_Task_.
Each record that follows should be repeated exactly, minus any images.

_Entries_.

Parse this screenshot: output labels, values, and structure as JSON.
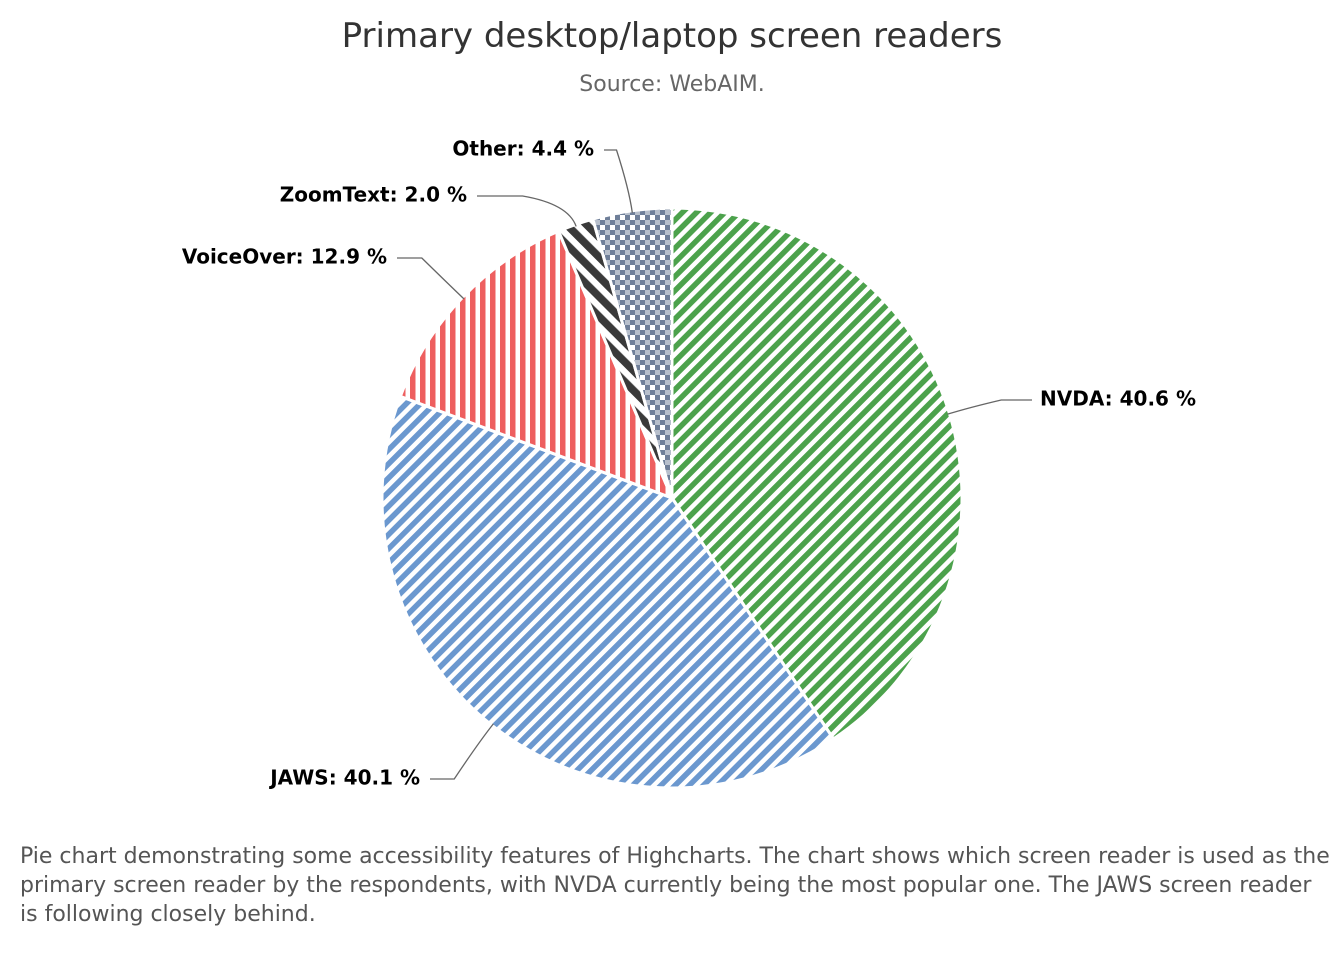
{
  "chart_data": {
    "type": "pie",
    "title": "Primary desktop/laptop screen readers",
    "subtitle": "Source: WebAIM.",
    "values": [
      40.6,
      40.1,
      12.9,
      2.0,
      4.4
    ],
    "value_labels": [
      "NVDA: 40.6 %",
      "JAWS: 40.1 %",
      "VoiceOver: 12.9 %",
      "ZoomText: 2.0 %",
      "Other: 4.4 %"
    ],
    "colors": [
      "#4ca24c",
      "#6b98cf",
      "#ee5f5f",
      "#3a3a3a",
      "#6f7f99"
    ],
    "description": "Pie chart demonstrating some accessibility features of Highcharts. The chart shows which screen reader is used as the primary screen reader by the respondents, with NVDA currently being the most popular one. The JAWS screen reader is following closely behind."
  }
}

_Exercise result_.
Parse this screenshot: output labels, values, and structure as JSON.
{
  "chart_data": {
    "type": "pie",
    "title": "Primary desktop/laptop screen readers",
    "subtitle": "Source: WebAIM.",
    "values": [
      40.6,
      40.1,
      12.9,
      2.0,
      4.4
    ],
    "value_labels": [
      "NVDA: 40.6 %",
      "JAWS: 40.1 %",
      "VoiceOver: 12.9 %",
      "ZoomText: 2.0 %",
      "Other: 4.4 %"
    ],
    "colors": [
      "#4ca24c",
      "#6b98cf",
      "#ee5f5f",
      "#3a3a3a",
      "#6f7f99"
    ],
    "description": "Pie chart demonstrating some accessibility features of Highcharts. The chart shows which screen reader is used as the primary screen reader by the respondents, with NVDA currently being the most popular one. The JAWS screen reader is following closely behind."
  }
}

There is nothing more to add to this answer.